_PROVIDED RECORDS_

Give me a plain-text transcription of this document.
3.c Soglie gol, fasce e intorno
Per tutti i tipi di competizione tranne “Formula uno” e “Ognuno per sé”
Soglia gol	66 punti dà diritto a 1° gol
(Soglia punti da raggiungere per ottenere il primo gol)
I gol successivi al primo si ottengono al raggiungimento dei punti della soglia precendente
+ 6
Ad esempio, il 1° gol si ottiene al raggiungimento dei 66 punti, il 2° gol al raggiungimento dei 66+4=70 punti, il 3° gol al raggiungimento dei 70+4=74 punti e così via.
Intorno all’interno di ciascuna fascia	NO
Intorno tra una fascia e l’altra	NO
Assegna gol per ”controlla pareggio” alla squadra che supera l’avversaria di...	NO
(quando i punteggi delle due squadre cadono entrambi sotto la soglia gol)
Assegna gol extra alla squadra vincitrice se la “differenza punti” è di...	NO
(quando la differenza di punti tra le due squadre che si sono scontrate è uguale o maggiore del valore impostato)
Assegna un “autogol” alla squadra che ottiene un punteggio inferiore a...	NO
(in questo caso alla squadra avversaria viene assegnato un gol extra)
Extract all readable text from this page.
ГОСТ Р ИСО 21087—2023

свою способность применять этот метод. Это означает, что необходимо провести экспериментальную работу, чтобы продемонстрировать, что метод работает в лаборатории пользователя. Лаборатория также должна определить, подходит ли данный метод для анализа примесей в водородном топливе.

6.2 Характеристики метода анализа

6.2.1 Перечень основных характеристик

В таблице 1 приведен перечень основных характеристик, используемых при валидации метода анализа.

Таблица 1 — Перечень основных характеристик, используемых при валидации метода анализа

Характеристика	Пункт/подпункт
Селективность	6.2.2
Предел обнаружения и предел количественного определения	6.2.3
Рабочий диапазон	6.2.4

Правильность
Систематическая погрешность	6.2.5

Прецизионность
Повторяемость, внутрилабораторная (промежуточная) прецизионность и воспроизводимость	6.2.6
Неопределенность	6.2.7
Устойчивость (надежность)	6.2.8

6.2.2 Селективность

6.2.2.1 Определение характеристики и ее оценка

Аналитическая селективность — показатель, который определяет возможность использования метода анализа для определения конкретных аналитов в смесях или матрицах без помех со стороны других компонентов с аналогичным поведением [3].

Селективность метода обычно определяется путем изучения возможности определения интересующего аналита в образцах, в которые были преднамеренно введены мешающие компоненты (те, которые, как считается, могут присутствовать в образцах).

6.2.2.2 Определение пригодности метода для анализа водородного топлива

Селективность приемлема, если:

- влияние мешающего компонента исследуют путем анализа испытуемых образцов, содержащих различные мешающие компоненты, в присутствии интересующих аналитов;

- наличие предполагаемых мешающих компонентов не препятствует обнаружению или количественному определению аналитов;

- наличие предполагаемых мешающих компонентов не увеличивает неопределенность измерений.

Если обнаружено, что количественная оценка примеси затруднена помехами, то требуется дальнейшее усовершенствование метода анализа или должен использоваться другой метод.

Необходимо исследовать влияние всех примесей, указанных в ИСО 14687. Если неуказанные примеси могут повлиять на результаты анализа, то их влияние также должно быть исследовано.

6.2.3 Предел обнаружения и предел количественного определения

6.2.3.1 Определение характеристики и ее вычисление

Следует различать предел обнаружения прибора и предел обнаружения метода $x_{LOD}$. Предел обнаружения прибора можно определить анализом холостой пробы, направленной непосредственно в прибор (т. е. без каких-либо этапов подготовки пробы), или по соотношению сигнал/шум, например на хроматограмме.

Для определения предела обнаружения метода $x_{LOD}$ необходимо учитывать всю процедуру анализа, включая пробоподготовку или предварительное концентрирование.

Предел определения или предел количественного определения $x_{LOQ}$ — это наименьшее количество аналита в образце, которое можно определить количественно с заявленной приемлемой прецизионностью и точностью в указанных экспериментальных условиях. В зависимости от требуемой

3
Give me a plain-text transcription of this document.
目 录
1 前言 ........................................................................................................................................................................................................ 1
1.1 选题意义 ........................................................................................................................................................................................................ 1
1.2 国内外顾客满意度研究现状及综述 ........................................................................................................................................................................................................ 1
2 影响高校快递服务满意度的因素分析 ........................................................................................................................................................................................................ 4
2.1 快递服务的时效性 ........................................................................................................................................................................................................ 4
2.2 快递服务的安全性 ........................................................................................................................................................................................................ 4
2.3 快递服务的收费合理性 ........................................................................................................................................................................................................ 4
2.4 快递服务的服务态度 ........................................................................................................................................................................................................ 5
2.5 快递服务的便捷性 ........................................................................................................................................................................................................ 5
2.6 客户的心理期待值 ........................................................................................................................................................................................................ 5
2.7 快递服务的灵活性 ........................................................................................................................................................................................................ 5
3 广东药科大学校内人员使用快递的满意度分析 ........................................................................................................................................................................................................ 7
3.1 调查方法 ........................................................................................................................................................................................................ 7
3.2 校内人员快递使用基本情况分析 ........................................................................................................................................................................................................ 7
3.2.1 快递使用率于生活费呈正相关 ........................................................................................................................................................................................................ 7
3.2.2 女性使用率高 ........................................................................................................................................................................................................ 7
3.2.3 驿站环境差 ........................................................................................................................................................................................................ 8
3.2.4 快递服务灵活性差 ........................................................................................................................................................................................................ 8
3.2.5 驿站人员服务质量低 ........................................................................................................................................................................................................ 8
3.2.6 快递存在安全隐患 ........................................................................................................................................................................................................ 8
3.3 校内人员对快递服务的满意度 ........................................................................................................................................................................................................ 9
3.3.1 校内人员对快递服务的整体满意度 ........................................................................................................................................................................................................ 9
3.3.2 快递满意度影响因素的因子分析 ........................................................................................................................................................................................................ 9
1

_TASK TO COMPLETE_
Every line of the data above should be copied exactly.

_THE ANSWER_
Give me a plain-text transcription of this document.
3.c Soglie gol, fasce e intorno
Per tutti i tipi di competizione tranne “Formula uno” e “Ognuno per sé”
Soglia gol	66 punti dà diritto a 1° gol
(Soglia punti da raggiungere per ottenere il primo gol)
I gol successivi al primo si ottengono al raggiungimento dei punti della soglia precendente
+ 6
Ad esempio, il 1° gol si ottiene al raggiungimento dei 66 punti, il 2° gol al raggiungimento dei 66+4=70 punti, il 3° gol al raggiungimento dei 70+4=74 punti e così via.
Intorno all’interno di ciascuna fascia	NO
Intorno tra una fascia e l’altra	NO
Assegna gol per ”controlla pareggio” alla squadra che supera l’avversaria di...	NO
(quando i punteggi delle due squadre cadono entrambi sotto la soglia gol)
Assegna gol extra alla squadra vincitrice se la “differenza punti” è di...	NO
(quando la differenza di punti tra le due squadre che si sono scontrate è uguale o maggiore del valore impostato)
Assegna un “autogol” alla squadra che ottiene un punteggio inferiore a...	NO
(in questo caso alla squadra avversaria viene assegnato un gol extra)
Extract all readable text from this page.
ГОСТ Р ИСО 21087—2023

свою способность применять этот метод. Это означает, что необходимо провести экспериментальную работу, чтобы продемонстрировать, что метод работает в лаборатории пользователя. Лаборатория также должна определить, подходит ли данный метод для анализа примесей в водородном топливе.

6.2 Характеристики метода анализа

6.2.1 Перечень основных характеристик

В таблице 1 приведен перечень основных характеристик, используемых при валидации метода анализа.

Таблица 1 — Перечень основных характеристик, используемых при валидации метода анализа

Характеристика	Пункт/подпункт
Селективность	6.2.2
Предел обнаружения и предел количественного определения	6.2.3
Рабочий диапазон	6.2.4

Правильность
Систематическая погрешность	6.2.5

Прецизионность
Повторяемость, внутрилабораторная (промежуточная) прецизионность и воспроизводимость	6.2.6
Неопределенность	6.2.7
Устойчивость (надежность)	6.2.8

6.2.2 Селективность

6.2.2.1 Определение характеристики и ее оценка

Аналитическая селективность — показатель, который определяет возможность использования метода анализа для определения конкретных аналитов в смесях или матрицах без помех со стороны других компонентов с аналогичным поведением [3].

Селективность метода обычно определяется путем изучения возможности определения интересующего аналита в образцах, в которые были преднамеренно введены мешающие компоненты (те, которые, как считается, могут присутствовать в образцах).

6.2.2.2 Определение пригодности метода для анализа водородного топлива

Селективность приемлема, если:

- влияние мешающего компонента исследуют путем анализа испытуемых образцов, содержащих различные мешающие компоненты, в присутствии интересующих аналитов;

- наличие предполагаемых мешающих компонентов не препятствует обнаружению или количественному определению аналитов;

- наличие предполагаемых мешающих компонентов не увеличивает неопределенность измерений.

Если обнаружено, что количественная оценка примеси затруднена помехами, то требуется дальнейшее усовершенствование метода анализа или должен использоваться другой метод.

Необходимо исследовать влияние всех примесей, указанных в ИСО 14687. Если неуказанные примеси могут повлиять на результаты анализа, то их влияние также должно быть исследовано.

6.2.3 Предел обнаружения и предел количественного определения

6.2.3.1 Определение характеристики и ее вычисление

Следует различать предел обнаружения прибора и предел обнаружения метода $x_{LOD}$. Предел обнаружения прибора можно определить анализом холостой пробы, направленной непосредственно в прибор (т. е. без каких-либо этапов подготовки пробы), или по соотношению сигнал/шум, например на хроматограмме.

Для определения предела обнаружения метода $x_{LOD}$ необходимо учитывать всю процедуру анализа, включая пробоподготовку или предварительное концентрирование.

Предел определения или предел количественного определения $x_{LOQ}$ — это наименьшее количество аналита в образце, которое можно определить количественно с заявленной приемлемой прецизионностью и точностью в указанных экспериментальных условиях. В зависимости от требуемой

3
Give me a plain-text transcription of this document.
目 录
1 前言 ........................................................................................................................................................................................................ 1
1.1 选题意义 ........................................................................................................................................................................................................ 1
1.2 国内外顾客满意度研究现状及综述 ........................................................................................................................................................................................................ 1
2 影响高校快递服务满意度的因素分析 ........................................................................................................................................................................................................ 4
2.1 快递服务的时效性 ........................................................................................................................................................................................................ 4
2.2 快递服务的安全性 ........................................................................................................................................................................................................ 4
2.3 快递服务的收费合理性 ........................................................................................................................................................................................................ 4
2.4 快递服务的服务态度 ........................................................................................................................................................................................................ 5
2.5 快递服务的便捷性 ........................................................................................................................................................................................................ 5
2.6 客户的心理期待值 ........................................................................................................................................................................................................ 5
2.7 快递服务的灵活性 ........................................................................................................................................................................................................ 5
3 广东药科大学校内人员使用快递的满意度分析 ........................................................................................................................................................................................................ 7
3.1 调查方法 ........................................................................................................................................................................................................ 7
3.2 校内人员快递使用基本情况分析 ........................................................................................................................................................................................................ 7
3.2.1 快递使用率于生活费呈正相关 ........................................................................................................................................................................................................ 7
3.2.2 女性使用率高 ........................................................................................................................................................................................................ 7
3.2.3 驿站环境差 ........................................................................................................................................................................................................ 8
3.2.4 快递服务灵活性差 ........................................................................................................................................................................................................ 8
3.2.5 驿站人员服务质量低 ........................................................................................................................................................................................................ 8
3.2.6 快递存在安全隐患 ........................................................................................................................................................................................................ 8
3.3 校内人员对快递服务的满意度 ........................................................................................................................................................................................................ 9
3.3.1 校内人员对快递服务的整体满意度 ........................................................................................................................................................................................................ 9
3.3.2 快递满意度影响因素的因子分析 ........................................................................................................................................................................................................ 9
1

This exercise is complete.